* **EXERCISE BRIEF**:
Repeat every line of the material, character for character.

* **Recorded data**:
****************************************
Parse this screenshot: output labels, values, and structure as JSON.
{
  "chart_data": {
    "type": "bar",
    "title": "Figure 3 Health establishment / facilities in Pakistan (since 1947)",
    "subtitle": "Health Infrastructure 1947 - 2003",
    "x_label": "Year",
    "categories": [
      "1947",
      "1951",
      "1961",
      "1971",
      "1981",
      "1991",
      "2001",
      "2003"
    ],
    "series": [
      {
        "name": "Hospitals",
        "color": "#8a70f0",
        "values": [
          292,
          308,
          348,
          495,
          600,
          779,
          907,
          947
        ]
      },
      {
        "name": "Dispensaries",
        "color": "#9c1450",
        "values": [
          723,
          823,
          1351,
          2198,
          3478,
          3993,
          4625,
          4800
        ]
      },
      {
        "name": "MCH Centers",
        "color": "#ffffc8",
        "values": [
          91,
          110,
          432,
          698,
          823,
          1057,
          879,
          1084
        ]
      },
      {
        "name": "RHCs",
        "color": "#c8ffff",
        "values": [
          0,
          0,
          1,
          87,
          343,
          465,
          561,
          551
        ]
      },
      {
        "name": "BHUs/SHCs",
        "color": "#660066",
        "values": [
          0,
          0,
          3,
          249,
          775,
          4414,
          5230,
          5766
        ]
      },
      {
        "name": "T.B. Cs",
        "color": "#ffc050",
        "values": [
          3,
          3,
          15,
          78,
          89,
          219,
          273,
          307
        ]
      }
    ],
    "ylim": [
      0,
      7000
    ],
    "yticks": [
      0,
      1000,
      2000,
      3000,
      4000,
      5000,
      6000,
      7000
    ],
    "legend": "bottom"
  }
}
****************************************
* **EXERCISE RESPONSE**:
Parse this screenshot: output labels, values, and structure as JSON.
{
  "chart_data": {
    "type": "bar",
    "title": "Figure 3 Health establishment / facilities in Pakistan (since 1947)",
    "subtitle": "Health Infrastructure 1947 - 2003",
    "x_label": "Year",
    "categories": [
      "1947",
      "1951",
      "1961",
      "1971",
      "1981",
      "1991",
      "2001",
      "2003"
    ],
    "series": [
      {
        "name": "Hospitals",
        "color": "#8a70f0",
        "values": [
          292,
          308,
          348,
          495,
          600,
          779,
          907,
          947
        ]
      },
      {
        "name": "Dispensaries",
        "color": "#9c1450",
        "values": [
          723,
          823,
          1351,
          2198,
          3478,
          3993,
          4625,
          4800
        ]
      },
      {
        "name": "MCH Centers",
        "color": "#ffffc8",
        "values": [
          91,
          110,
          432,
          698,
          823,
          1057,
          879,
          1084
        ]
      },
      {
        "name": "RHCs",
        "color": "#c8ffff",
        "values": [
          0,
          0,
          1,
          87,
          343,
          465,
          561,
          551
        ]
      },
      {
        "name": "BHUs/SHCs",
        "color": "#660066",
        "values": [
          0,
          0,
          3,
          249,
          775,
          4414,
          5230,
          5766
        ]
      },
      {
        "name": "T.B. Cs",
        "color": "#ffc050",
        "values": [
          3,
          3,
          15,
          78,
          89,
          219,
          273,
          307
        ]
      }
    ],
    "ylim": [
      0,
      7000
    ],
    "yticks": [
      0,
      1000,
      2000,
      3000,
      4000,
      5000,
      6000,
      7000
    ],
    "legend": "bottom"
  }
}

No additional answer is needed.